Repeat each line word for word.
━━━ MATERIAL SUPPLIED
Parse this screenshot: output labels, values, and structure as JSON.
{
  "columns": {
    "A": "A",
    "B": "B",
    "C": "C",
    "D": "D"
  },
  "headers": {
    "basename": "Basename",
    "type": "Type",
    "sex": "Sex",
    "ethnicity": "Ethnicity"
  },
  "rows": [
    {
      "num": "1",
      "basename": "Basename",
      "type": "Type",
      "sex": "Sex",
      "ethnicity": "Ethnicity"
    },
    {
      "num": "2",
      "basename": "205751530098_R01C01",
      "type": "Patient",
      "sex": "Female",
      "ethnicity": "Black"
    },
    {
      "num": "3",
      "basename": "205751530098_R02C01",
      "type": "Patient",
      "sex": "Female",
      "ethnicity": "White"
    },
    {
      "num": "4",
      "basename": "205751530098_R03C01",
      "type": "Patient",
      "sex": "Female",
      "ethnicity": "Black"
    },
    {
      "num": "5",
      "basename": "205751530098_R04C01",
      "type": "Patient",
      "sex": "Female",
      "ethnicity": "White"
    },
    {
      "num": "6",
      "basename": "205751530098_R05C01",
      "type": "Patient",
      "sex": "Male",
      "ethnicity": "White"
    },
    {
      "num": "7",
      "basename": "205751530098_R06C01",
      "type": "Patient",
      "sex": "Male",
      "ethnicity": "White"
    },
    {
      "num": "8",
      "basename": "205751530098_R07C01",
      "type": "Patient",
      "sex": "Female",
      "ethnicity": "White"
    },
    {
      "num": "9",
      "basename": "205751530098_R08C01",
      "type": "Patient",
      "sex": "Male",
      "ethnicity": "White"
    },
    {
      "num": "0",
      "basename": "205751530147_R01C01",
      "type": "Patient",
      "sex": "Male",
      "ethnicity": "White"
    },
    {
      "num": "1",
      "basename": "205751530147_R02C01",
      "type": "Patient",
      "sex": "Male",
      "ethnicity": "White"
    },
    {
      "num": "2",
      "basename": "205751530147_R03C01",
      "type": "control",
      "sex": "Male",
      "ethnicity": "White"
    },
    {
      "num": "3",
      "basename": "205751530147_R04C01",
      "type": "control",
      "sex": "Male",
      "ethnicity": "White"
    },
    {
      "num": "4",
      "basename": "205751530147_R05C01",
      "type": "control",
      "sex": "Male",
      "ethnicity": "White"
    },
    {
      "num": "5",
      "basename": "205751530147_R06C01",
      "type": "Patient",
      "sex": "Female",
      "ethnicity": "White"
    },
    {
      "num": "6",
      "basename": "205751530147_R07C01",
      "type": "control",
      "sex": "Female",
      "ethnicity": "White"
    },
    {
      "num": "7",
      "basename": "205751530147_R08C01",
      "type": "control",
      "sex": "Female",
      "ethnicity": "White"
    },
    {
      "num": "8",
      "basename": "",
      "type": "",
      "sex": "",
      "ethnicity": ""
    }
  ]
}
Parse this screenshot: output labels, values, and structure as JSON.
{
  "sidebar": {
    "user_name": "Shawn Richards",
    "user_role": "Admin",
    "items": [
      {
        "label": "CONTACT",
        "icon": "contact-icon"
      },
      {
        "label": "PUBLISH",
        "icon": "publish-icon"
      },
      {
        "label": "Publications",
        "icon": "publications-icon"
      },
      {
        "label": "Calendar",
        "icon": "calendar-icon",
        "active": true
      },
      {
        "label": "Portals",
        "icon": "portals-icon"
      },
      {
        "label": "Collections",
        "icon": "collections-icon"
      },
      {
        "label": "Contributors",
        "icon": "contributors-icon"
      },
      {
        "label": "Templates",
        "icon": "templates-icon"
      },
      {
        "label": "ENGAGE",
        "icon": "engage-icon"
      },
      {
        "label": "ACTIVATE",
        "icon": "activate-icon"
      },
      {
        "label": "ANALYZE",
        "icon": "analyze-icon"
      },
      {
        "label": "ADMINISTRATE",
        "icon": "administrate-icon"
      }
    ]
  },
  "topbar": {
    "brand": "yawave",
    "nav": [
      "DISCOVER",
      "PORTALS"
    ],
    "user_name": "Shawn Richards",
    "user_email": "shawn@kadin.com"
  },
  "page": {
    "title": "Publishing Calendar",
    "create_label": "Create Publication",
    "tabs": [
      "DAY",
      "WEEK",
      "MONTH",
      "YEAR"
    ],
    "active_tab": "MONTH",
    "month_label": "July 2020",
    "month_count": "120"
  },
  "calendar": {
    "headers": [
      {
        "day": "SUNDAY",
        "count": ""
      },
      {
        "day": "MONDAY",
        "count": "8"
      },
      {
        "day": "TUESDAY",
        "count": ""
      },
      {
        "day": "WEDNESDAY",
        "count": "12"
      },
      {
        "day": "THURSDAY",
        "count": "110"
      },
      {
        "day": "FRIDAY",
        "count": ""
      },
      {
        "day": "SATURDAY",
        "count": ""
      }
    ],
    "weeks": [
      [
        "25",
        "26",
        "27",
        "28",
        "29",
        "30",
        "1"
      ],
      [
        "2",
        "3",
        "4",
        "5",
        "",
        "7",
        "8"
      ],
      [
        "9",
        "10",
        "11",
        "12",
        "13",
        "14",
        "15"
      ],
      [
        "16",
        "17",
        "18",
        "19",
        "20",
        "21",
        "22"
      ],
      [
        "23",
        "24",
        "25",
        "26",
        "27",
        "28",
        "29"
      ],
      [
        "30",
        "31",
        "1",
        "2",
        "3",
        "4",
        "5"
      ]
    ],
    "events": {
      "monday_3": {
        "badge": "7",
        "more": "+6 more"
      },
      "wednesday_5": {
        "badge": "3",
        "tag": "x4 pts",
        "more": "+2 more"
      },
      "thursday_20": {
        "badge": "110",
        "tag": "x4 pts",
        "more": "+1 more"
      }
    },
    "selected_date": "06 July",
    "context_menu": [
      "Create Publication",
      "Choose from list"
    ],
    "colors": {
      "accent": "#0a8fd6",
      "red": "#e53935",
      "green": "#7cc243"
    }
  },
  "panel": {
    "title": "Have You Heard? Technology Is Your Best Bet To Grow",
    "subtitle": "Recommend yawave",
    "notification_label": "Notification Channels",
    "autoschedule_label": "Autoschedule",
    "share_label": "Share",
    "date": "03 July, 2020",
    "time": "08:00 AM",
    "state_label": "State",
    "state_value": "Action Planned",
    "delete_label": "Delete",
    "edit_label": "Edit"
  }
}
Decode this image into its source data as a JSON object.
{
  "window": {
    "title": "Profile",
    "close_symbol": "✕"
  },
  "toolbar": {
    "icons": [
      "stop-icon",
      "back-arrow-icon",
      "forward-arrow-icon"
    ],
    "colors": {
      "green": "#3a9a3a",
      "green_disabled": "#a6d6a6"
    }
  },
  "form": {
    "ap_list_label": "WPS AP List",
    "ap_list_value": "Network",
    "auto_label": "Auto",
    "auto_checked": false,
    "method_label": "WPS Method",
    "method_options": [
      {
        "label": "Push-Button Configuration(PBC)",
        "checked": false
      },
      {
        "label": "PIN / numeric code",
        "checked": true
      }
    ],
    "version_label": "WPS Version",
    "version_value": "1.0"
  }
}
━━━━━━
▶ _WORKED SOLUTION_:
Parse this screenshot: output labels, values, and structure as JSON.
{
  "columns": {
    "A": "A",
    "B": "B",
    "C": "C",
    "D": "D"
  },
  "headers": {
    "basename": "Basename",
    "type": "Type",
    "sex": "Sex",
    "ethnicity": "Ethnicity"
  },
  "rows": [
    {
      "num": "1",
      "basename": "Basename",
      "type": "Type",
      "sex": "Sex",
      "ethnicity": "Ethnicity"
    },
    {
      "num": "2",
      "basename": "205751530098_R01C01",
      "type": "Patient",
      "sex": "Female",
      "ethnicity": "Black"
    },
    {
      "num": "3",
      "basename": "205751530098_R02C01",
      "type": "Patient",
      "sex": "Female",
      "ethnicity": "White"
    },
    {
      "num": "4",
      "basename": "205751530098_R03C01",
      "type": "Patient",
      "sex": "Female",
      "ethnicity": "Black"
    },
    {
      "num": "5",
      "basename": "205751530098_R04C01",
      "type": "Patient",
      "sex": "Female",
      "ethnicity": "White"
    },
    {
      "num": "6",
      "basename": "205751530098_R05C01",
      "type": "Patient",
      "sex": "Male",
      "ethnicity": "White"
    },
    {
      "num": "7",
      "basename": "205751530098_R06C01",
      "type": "Patient",
      "sex": "Male",
      "ethnicity": "White"
    },
    {
      "num": "8",
      "basename": "205751530098_R07C01",
      "type": "Patient",
      "sex": "Female",
      "ethnicity": "White"
    },
    {
      "num": "9",
      "basename": "205751530098_R08C01",
      "type": "Patient",
      "sex": "Male",
      "ethnicity": "White"
    },
    {
      "num": "0",
      "basename": "205751530147_R01C01",
      "type": "Patient",
      "sex": "Male",
      "ethnicity": "White"
    },
    {
      "num": "1",
      "basename": "205751530147_R02C01",
      "type": "Patient",
      "sex": "Male",
      "ethnicity": "White"
    },
    {
      "num": "2",
      "basename": "205751530147_R03C01",
      "type": "control",
      "sex": "Male",
      "ethnicity": "White"
    },
    {
      "num": "3",
      "basename": "205751530147_R04C01",
      "type": "control",
      "sex": "Male",
      "ethnicity": "White"
    },
    {
      "num": "4",
      "basename": "205751530147_R05C01",
      "type": "control",
      "sex": "Male",
      "ethnicity": "White"
    },
    {
      "num": "5",
      "basename": "205751530147_R06C01",
      "type": "Patient",
      "sex": "Female",
      "ethnicity": "White"
    },
    {
      "num": "6",
      "basename": "205751530147_R07C01",
      "type": "control",
      "sex": "Female",
      "ethnicity": "White"
    },
    {
      "num": "7",
      "basename": "205751530147_R08C01",
      "type": "control",
      "sex": "Female",
      "ethnicity": "White"
    },
    {
      "num": "8",
      "basename": "",
      "type": "",
      "sex": "",
      "ethnicity": ""
    }
  ]
}
Parse this screenshot: output labels, values, and structure as JSON.
{
  "sidebar": {
    "user_name": "Shawn Richards",
    "user_role": "Admin",
    "items": [
      {
        "label": "CONTACT",
        "icon": "contact-icon"
      },
      {
        "label": "PUBLISH",
        "icon": "publish-icon"
      },
      {
        "label": "Publications",
        "icon": "publications-icon"
      },
      {
        "label": "Calendar",
        "icon": "calendar-icon",
        "active": true
      },
      {
        "label": "Portals",
        "icon": "portals-icon"
      },
      {
        "label": "Collections",
        "icon": "collections-icon"
      },
      {
        "label": "Contributors",
        "icon": "contributors-icon"
      },
      {
        "label": "Templates",
        "icon": "templates-icon"
      },
      {
        "label": "ENGAGE",
        "icon": "engage-icon"
      },
      {
        "label": "ACTIVATE",
        "icon": "activate-icon"
      },
      {
        "label": "ANALYZE",
        "icon": "analyze-icon"
      },
      {
        "label": "ADMINISTRATE",
        "icon": "administrate-icon"
      }
    ]
  },
  "topbar": {
    "brand": "yawave",
    "nav": [
      "DISCOVER",
      "PORTALS"
    ],
    "user_name": "Shawn Richards",
    "user_email": "shawn@kadin.com"
  },
  "page": {
    "title": "Publishing Calendar",
    "create_label": "Create Publication",
    "tabs": [
      "DAY",
      "WEEK",
      "MONTH",
      "YEAR"
    ],
    "active_tab": "MONTH",
    "month_label": "July 2020",
    "month_count": "120"
  },
  "calendar": {
    "headers": [
      {
        "day": "SUNDAY",
        "count": ""
      },
      {
        "day": "MONDAY",
        "count": "8"
      },
      {
        "day": "TUESDAY",
        "count": ""
      },
      {
        "day": "WEDNESDAY",
        "count": "12"
      },
      {
        "day": "THURSDAY",
        "count": "110"
      },
      {
        "day": "FRIDAY",
        "count": ""
      },
      {
        "day": "SATURDAY",
        "count": ""
      }
    ],
    "weeks": [
      [
        "25",
        "26",
        "27",
        "28",
        "29",
        "30",
        "1"
      ],
      [
        "2",
        "3",
        "4",
        "5",
        "",
        "7",
        "8"
      ],
      [
        "9",
        "10",
        "11",
        "12",
        "13",
        "14",
        "15"
      ],
      [
        "16",
        "17",
        "18",
        "19",
        "20",
        "21",
        "22"
      ],
      [
        "23",
        "24",
        "25",
        "26",
        "27",
        "28",
        "29"
      ],
      [
        "30",
        "31",
        "1",
        "2",
        "3",
        "4",
        "5"
      ]
    ],
    "events": {
      "monday_3": {
        "badge": "7",
        "more": "+6 more"
      },
      "wednesday_5": {
        "badge": "3",
        "tag": "x4 pts",
        "more": "+2 more"
      },
      "thursday_20": {
        "badge": "110",
        "tag": "x4 pts",
        "more": "+1 more"
      }
    },
    "selected_date": "06 July",
    "context_menu": [
      "Create Publication",
      "Choose from list"
    ],
    "colors": {
      "accent": "#0a8fd6",
      "red": "#e53935",
      "green": "#7cc243"
    }
  },
  "panel": {
    "title": "Have You Heard? Technology Is Your Best Bet To Grow",
    "subtitle": "Recommend yawave",
    "notification_label": "Notification Channels",
    "autoschedule_label": "Autoschedule",
    "share_label": "Share",
    "date": "03 July, 2020",
    "time": "08:00 AM",
    "state_label": "State",
    "state_value": "Action Planned",
    "delete_label": "Delete",
    "edit_label": "Edit"
  }
}
Decode this image into its source data as a JSON object.
{
  "window": {
    "title": "Profile",
    "close_symbol": "✕"
  },
  "toolbar": {
    "icons": [
      "stop-icon",
      "back-arrow-icon",
      "forward-arrow-icon"
    ],
    "colors": {
      "green": "#3a9a3a",
      "green_disabled": "#a6d6a6"
    }
  },
  "form": {
    "ap_list_label": "WPS AP List",
    "ap_list_value": "Network",
    "auto_label": "Auto",
    "auto_checked": false,
    "method_label": "WPS Method",
    "method_options": [
      {
        "label": "Push-Button Configuration(PBC)",
        "checked": false
      },
      {
        "label": "PIN / numeric code",
        "checked": true
      }
    ],
    "version_label": "WPS Version",
    "version_value": "1.0"
  }
}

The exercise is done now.